Gather all lines in the entries below that include the word "submitting".

========================================================================

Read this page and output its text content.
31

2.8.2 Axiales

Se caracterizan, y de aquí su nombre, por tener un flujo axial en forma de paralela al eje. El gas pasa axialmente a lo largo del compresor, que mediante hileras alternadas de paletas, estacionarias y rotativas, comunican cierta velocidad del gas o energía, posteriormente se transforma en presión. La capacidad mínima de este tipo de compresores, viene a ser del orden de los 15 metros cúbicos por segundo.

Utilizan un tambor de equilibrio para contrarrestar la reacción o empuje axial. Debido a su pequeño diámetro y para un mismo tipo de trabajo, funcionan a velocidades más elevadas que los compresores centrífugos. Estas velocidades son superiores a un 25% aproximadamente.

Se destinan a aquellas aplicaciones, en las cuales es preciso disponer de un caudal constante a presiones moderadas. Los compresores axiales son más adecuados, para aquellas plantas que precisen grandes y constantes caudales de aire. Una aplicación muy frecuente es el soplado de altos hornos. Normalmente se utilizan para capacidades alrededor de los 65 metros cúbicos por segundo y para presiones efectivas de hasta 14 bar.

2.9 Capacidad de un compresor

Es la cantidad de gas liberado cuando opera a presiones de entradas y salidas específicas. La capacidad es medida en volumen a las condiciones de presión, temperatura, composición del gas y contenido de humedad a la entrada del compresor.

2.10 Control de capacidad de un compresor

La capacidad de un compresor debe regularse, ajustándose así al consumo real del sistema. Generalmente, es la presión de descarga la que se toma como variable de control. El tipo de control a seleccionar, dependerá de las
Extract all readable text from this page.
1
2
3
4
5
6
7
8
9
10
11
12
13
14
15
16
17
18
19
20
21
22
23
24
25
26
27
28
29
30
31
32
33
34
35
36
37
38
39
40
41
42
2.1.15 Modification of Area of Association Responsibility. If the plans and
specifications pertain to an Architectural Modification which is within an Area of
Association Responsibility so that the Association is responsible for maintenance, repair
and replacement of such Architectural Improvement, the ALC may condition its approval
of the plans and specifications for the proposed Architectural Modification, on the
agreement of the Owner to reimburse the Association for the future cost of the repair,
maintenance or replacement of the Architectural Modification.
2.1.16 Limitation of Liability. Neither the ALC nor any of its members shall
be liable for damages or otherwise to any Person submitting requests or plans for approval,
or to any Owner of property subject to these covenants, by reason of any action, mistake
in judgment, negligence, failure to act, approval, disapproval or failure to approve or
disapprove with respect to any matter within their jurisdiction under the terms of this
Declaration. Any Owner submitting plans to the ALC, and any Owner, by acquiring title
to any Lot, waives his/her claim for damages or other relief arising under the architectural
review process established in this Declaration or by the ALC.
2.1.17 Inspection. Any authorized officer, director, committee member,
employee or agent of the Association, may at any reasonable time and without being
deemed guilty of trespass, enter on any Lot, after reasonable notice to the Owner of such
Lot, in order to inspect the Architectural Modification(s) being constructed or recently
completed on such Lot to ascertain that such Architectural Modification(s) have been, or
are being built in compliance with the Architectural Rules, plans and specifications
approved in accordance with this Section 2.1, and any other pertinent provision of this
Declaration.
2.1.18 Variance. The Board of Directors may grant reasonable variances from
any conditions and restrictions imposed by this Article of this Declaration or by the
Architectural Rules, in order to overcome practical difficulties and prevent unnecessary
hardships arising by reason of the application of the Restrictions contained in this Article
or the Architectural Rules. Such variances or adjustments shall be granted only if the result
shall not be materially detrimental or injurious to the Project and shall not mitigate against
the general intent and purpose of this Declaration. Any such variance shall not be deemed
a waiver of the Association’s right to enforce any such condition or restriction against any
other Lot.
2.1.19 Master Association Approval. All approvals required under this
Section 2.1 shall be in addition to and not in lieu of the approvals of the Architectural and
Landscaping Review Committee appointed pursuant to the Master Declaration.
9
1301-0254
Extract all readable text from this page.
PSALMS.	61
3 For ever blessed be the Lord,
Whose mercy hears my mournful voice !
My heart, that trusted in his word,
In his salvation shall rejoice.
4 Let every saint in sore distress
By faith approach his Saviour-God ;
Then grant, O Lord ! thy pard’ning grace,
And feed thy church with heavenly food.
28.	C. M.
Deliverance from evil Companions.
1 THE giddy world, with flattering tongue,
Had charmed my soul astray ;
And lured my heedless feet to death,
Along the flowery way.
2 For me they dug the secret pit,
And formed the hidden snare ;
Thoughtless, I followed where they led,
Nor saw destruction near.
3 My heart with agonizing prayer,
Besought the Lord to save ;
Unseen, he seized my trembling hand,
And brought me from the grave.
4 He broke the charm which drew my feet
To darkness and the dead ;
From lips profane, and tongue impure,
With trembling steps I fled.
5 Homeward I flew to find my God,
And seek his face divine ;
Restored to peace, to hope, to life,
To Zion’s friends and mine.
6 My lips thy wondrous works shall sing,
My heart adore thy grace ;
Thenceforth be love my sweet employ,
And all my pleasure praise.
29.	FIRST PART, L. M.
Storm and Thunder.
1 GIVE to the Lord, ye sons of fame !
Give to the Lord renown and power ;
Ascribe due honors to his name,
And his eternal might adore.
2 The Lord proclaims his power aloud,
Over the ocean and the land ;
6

========================================================================

▶ [Output for this exercise]
be liable for damages or otherwise to any Person submitting requests or plans for approval,
Declaration. Any Owner submitting plans to the ALC, and any Owner, by acquiring title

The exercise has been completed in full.